This is called from MemoryAccessRange, which checks if size==0, and since size is uptr size will always be > 0. Therefore this check is pointless.

I understand this.
But MemoryAccessRangeT did not guarantee size != 0 in its context -- is it possible for MemoryAccessRangeT to be called in the future without checking for size == 0?

It just so happens that these checks are wrapped in SANITIZER_DEBUG macro, so I think adding this check is better than adding an assertion DCHECK(size != 0).

But MemoryAccessRangeT did not guarantee size != 0 in its context -- is it possible for MemoryAccessRangeT to be called in the future without checking for size == 0?

We don't know.

But it's clear currently an invariant here is size != 0, so why not add a DCHECK and catch if that assumption changes in future?

But it's clear currently an invariant here is size != 0, so why not add a DCHECK and catch if that assumption changes in future?

Done.

thurstond

Thanks for the patch!

thurstond · 2025-06-18T19:33:19Z

@hctim FYI Meta is becoming exclusive

vitalybuka

Unfortunately most of sanitizer code uses inclusive end,
which is annoying given that typical C++ convention is exclusive end.

LGTM to incrementally change, especially if there is an issue.

Camsyn · 2025-06-20T07:34:18Z

This change introduces some test fails of mmap_lots.cpp.

After analysis, I believe it is due to the following reasons:

Large mmap -> MemoryRangeSet -> only set the first and last page of shadow.

» RECORD EXTRACTS
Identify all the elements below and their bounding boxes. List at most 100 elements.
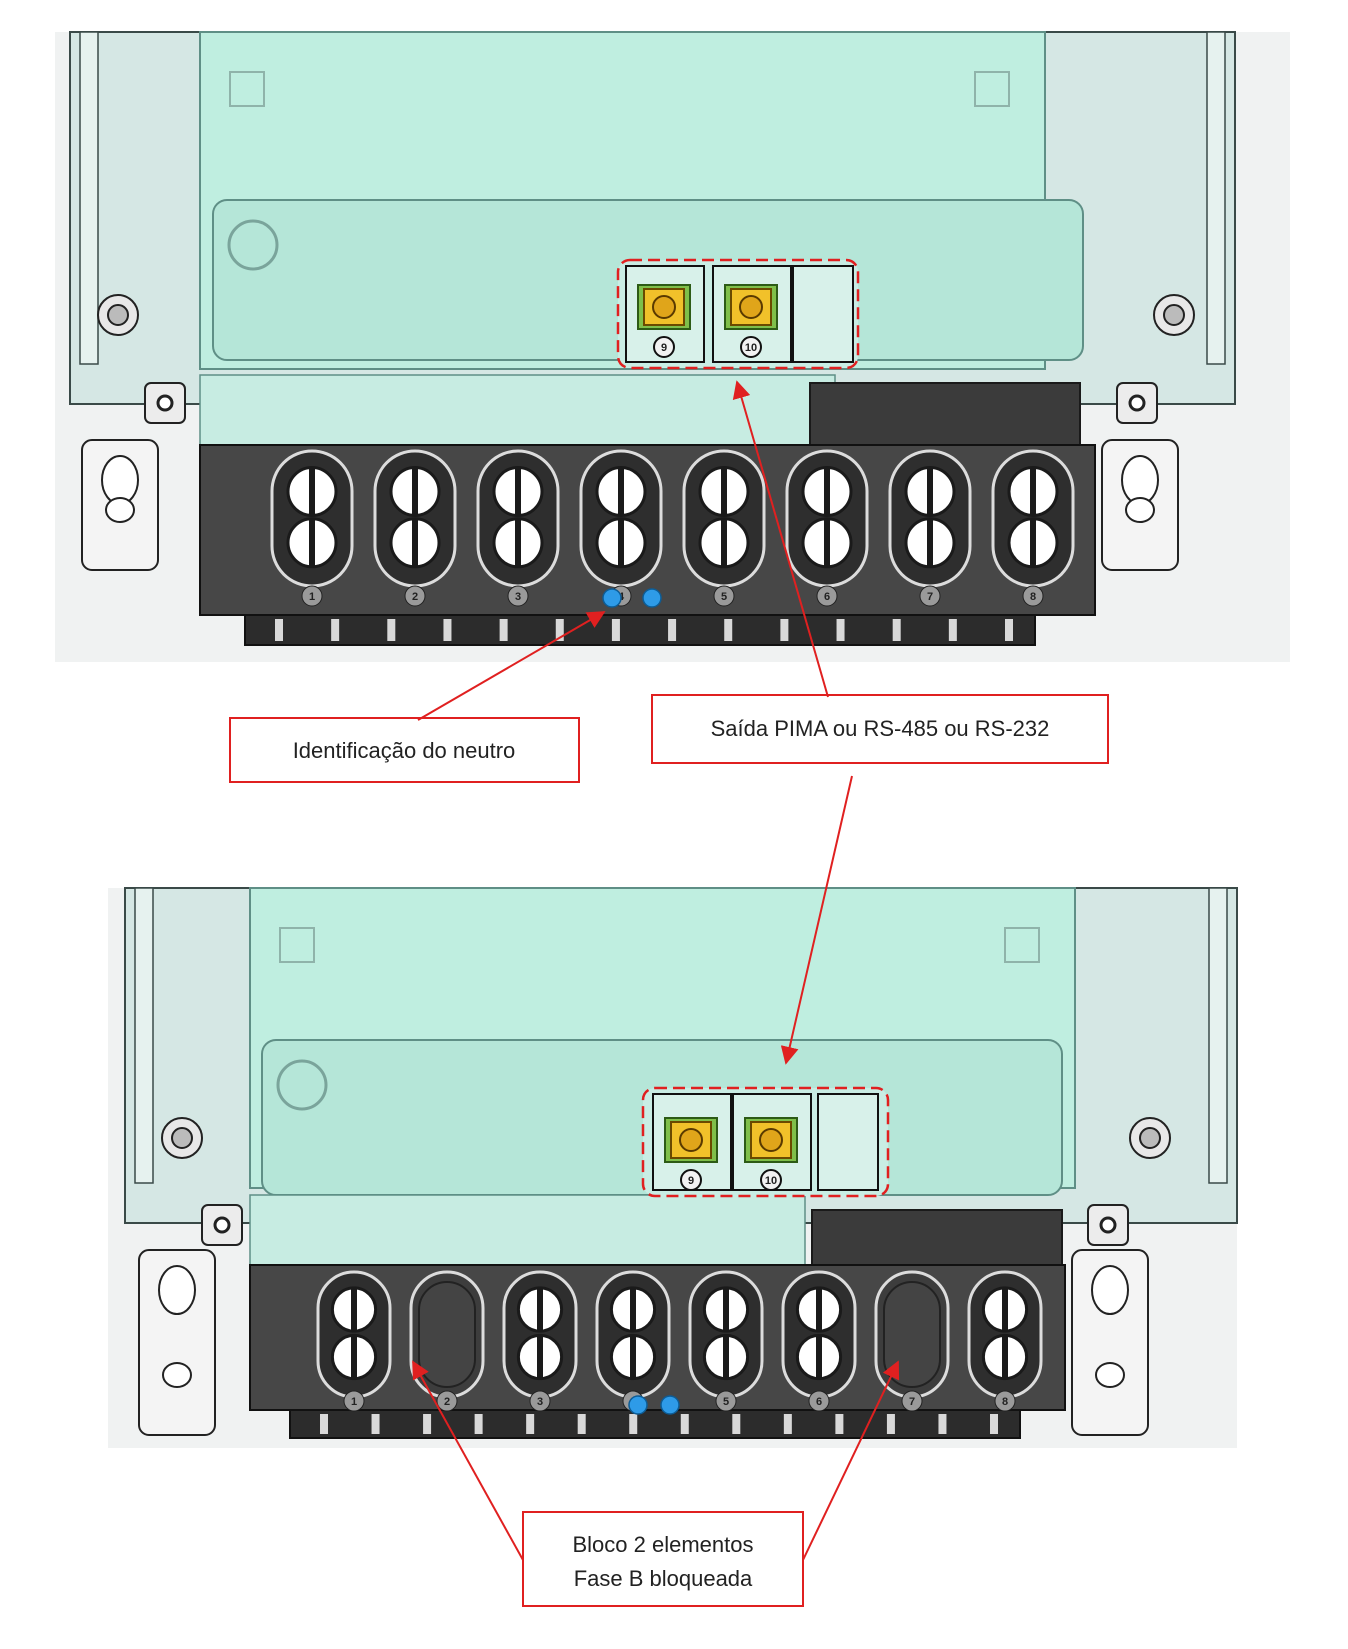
base-notch: [732, 1414, 741, 1434]
base-notch: [835, 1414, 844, 1434]
terminal-number: 1: [309, 591, 315, 603]
mounting-screw-head-1: [107, 304, 129, 326]
comm-terminal-9: 9: [625, 265, 705, 363]
cover-seal-ring: [276, 1059, 328, 1111]
screw-slot: [537, 1335, 543, 1379]
mount-hole-2: [1125, 497, 1155, 523]
terminal-number: 3: [537, 1396, 543, 1408]
base-notch: [938, 1414, 947, 1434]
terminal-8: 8: [991, 449, 1075, 607]
terminal-number-badge: [901, 1390, 923, 1412]
screw-slot: [1030, 467, 1036, 516]
base-notch: [526, 1414, 535, 1434]
terminal-number-badge: [715, 1390, 737, 1412]
mount-slot-2: [1091, 1265, 1129, 1315]
screw-slot: [351, 1335, 357, 1379]
terminal-number: 7: [927, 591, 933, 603]
base-notch: [443, 619, 452, 641]
terminal-number: 1: [351, 1396, 357, 1408]
base-notch: [371, 1414, 380, 1434]
screw-slot: [723, 1335, 729, 1379]
mounting-screw-head-2: [1163, 304, 1185, 326]
callout-neutral-label: Identificação do neutro: [293, 738, 516, 763]
mount-hole-1: [162, 1362, 192, 1388]
base-notch: [1005, 619, 1013, 641]
comm-terminal-9: 9: [652, 1093, 732, 1191]
cover-marking-left: [279, 927, 315, 963]
screw-slot: [824, 467, 830, 516]
terminal-8: 8: [967, 1270, 1043, 1412]
terminal-number-badge: [301, 585, 323, 607]
comm-terminal-number: 10: [765, 1175, 777, 1187]
callout-block-line2: Fase B bloqueada: [574, 1566, 753, 1591]
terminal-shroud: [249, 1194, 806, 1266]
terminal-number-badge: [808, 1390, 830, 1412]
arrow-output-top: [732, 380, 829, 698]
screw-slot: [515, 467, 521, 516]
base-notch: [668, 619, 677, 641]
comm-terminal-badge: [680, 1169, 702, 1191]
screw-slot: [515, 518, 521, 567]
base-notch: [783, 1414, 792, 1434]
terminal-number: 7: [909, 1396, 915, 1408]
terminal-number-badge: [529, 1390, 551, 1412]
screw-slot: [618, 467, 624, 516]
screw-slot: [816, 1335, 822, 1379]
screw-slot: [309, 467, 315, 516]
comm-terminal-screw: [739, 295, 763, 319]
base-notch: [275, 619, 283, 641]
screw-slot: [721, 518, 727, 567]
terminal-number-badge: [404, 585, 426, 607]
screw-slot: [721, 467, 727, 516]
terminal-number: 8: [1030, 591, 1036, 603]
callout-block-line1: Bloco 2 elementos: [573, 1532, 754, 1557]
callout-output-label: Saída PIMA ou RS-485 ou RS-232: [711, 716, 1050, 741]
base-notch: [474, 1414, 483, 1434]
annotations: Identificação do neutro Saída PIMA ou RS…: [229, 380, 1109, 1607]
comm-terminal-badge: [760, 1169, 782, 1191]
terminal-1: 1: [316, 1270, 392, 1412]
lug-hole-2: [1099, 1216, 1117, 1234]
terminal-number: 2: [444, 1396, 450, 1408]
comm-terminal-number: 9: [688, 1175, 694, 1187]
meter-panel-top: 12345678910: [55, 31, 1290, 662]
terminal-number-badge: [919, 585, 941, 607]
mount-slot-1: [158, 1265, 196, 1315]
cover-marking-left: [229, 71, 265, 107]
terminal-number-badge: [507, 585, 529, 607]
terminal-block-base: [244, 614, 1036, 646]
comm-terminal-screw: [759, 1128, 783, 1152]
mount-slot-1: [101, 455, 139, 505]
mount-slot-2: [1121, 455, 1159, 505]
base-notch: [836, 619, 845, 641]
lug-hole-1: [156, 394, 174, 412]
callout-neutral-identification: Identificação do neutro: [229, 717, 580, 783]
terminal-number: 8: [1002, 1396, 1008, 1408]
base-notch: [780, 619, 789, 641]
base-notch: [611, 619, 620, 641]
arrow-blocked-2: [412, 1360, 524, 1561]
screw-slot: [351, 1287, 357, 1332]
screw-slot: [824, 518, 830, 567]
terminal-3: 3: [476, 449, 560, 607]
terminal-4: 4: [595, 1270, 671, 1412]
mount-hole-2: [1095, 1362, 1125, 1388]
screw-slot: [618, 518, 624, 567]
terminal-number-badge: [816, 585, 838, 607]
base-notch: [331, 619, 340, 641]
terminal-number-badge: [436, 1390, 458, 1412]
neutral-dot-1: [628, 1395, 648, 1415]
base-notch: [499, 619, 508, 641]
terminal-7: 7: [888, 449, 972, 607]
mounting-screw-head-1: [171, 1127, 193, 1149]
neutral-dot-2: [642, 588, 662, 608]
terminal-number: 3: [515, 591, 521, 603]
comm-terminal-badge: [740, 336, 762, 358]
terminal-1: 1: [270, 449, 354, 607]
terminal-2: 2: [409, 1270, 485, 1412]
neutral-dot-2: [660, 1395, 680, 1415]
terminal-block-base: [289, 1409, 1021, 1439]
terminal-number-badge: [343, 1390, 365, 1412]
terminal-2: 2: [373, 449, 457, 607]
screw-slot: [630, 1287, 636, 1332]
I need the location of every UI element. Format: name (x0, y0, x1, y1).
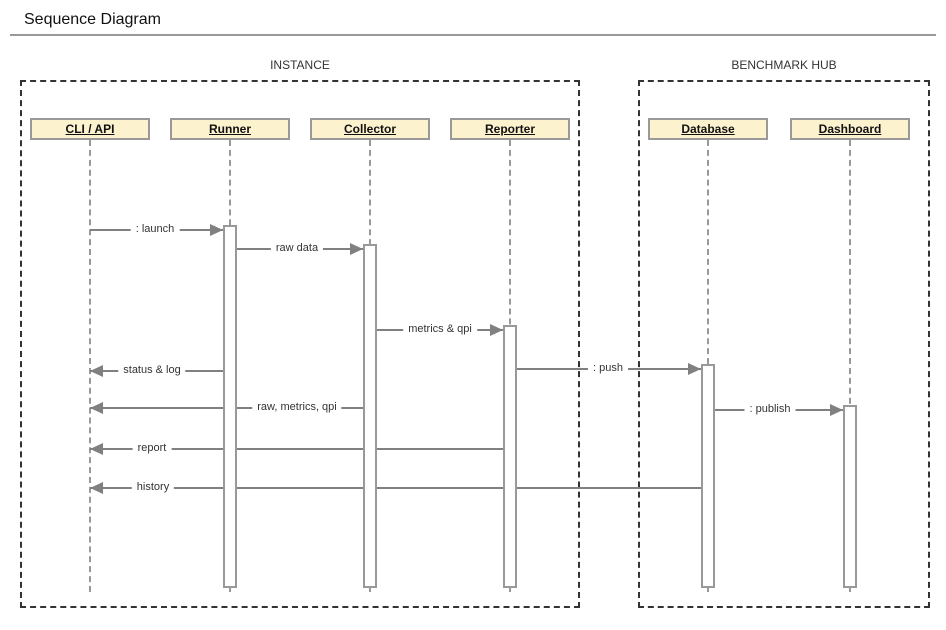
message-metrics-qpi-arrowhead-icon (490, 324, 503, 336)
activation-bar-reporter (503, 325, 517, 588)
message-push-label: : push (588, 360, 628, 376)
page-title: Sequence Diagram (24, 11, 161, 28)
message-history-arrowhead-icon (90, 482, 103, 494)
lifeline-dashboard (849, 140, 851, 592)
message-report-arrowhead-icon (90, 443, 103, 455)
actor-box-dashboard: Dashboard (790, 118, 910, 140)
message-report-line (90, 448, 503, 450)
title-divider (10, 34, 936, 36)
message-history-label: history (131, 479, 175, 495)
message-raw-data-label: raw data (270, 240, 324, 256)
activation-bar-database (701, 364, 715, 588)
message-raw-metrics-qpi-label: raw, metrics, qpi (252, 399, 342, 415)
activation-bar-runner (223, 225, 237, 588)
actor-box-collector: Collector (310, 118, 430, 140)
frame-benchmark-hub (638, 80, 930, 608)
message-publish-label: : publish (744, 401, 796, 417)
actor-box-cli-api: CLI / API (30, 118, 150, 140)
actor-box-runner: Runner (170, 118, 290, 140)
message-status-log-arrowhead-icon (90, 365, 103, 377)
frame-instance-label: INSTANCE (270, 58, 330, 72)
message-report-label: report (132, 440, 172, 456)
activation-bar-collector (363, 244, 377, 588)
message-push-arrowhead-icon (688, 363, 701, 375)
message-raw-data-arrowhead-icon (350, 243, 363, 255)
frame-benchmark-hub-label: BENCHMARK HUB (731, 58, 837, 72)
message-raw-metrics-qpi-arrowhead-icon (90, 402, 103, 414)
message-status-log-label: status & log (118, 362, 186, 378)
message-metrics-qpi-label: metrics & qpi (403, 321, 477, 337)
actor-box-reporter: Reporter (450, 118, 570, 140)
message-launch-arrowhead-icon (210, 224, 223, 236)
actor-box-database: Database (648, 118, 768, 140)
message-launch-label: : launch (130, 221, 180, 237)
activation-bar-dashboard (843, 405, 857, 588)
message-history-line (90, 487, 701, 489)
frame-instance (20, 80, 580, 608)
message-publish-arrowhead-icon (830, 404, 843, 416)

» WORK REQUIRED
Write the next part of the review thread on the MemoryAccessRange size check, starting after its final line. The data has no role here.

» RESPONSE FOR THIS EXERCISE
static void MemoryRangeSet(uptr addr, uptr size, RawShadow val) {
  if (size == 0)
    return;
  RawShadow* begin = MemToShadow(addr);
  // end == ShadowMem::end
  RawShadow* end = begin + size / kShadowCell * kShadowCnt;
  ...
  RawShadow* mid2 = RoundDown(end, kPageSize);
  // What if mid2 == end == ShadowMem::end?
  ShadowSet(mid2, end, val);
  

void ShadowSet(RawShadow* p, RawShadow* end, RawShadow v) {
  DCHECK_LE(p, end); // O: p == end
  DCHECK(IsShadowMem(p)); // X : p == ShadowMem::end 
  DCHECK(p == end || IsShadowMem(end - 1));

I think this actually exposes some degree of flaw in the current implementation.

Possible fixes:

Do not allow p == end in ShadowSet
- This is reasonable because both callers of ShadowSet (i.e., MemoryRangeSet and __tsan_java_move) are actually guaranteed that size > 0.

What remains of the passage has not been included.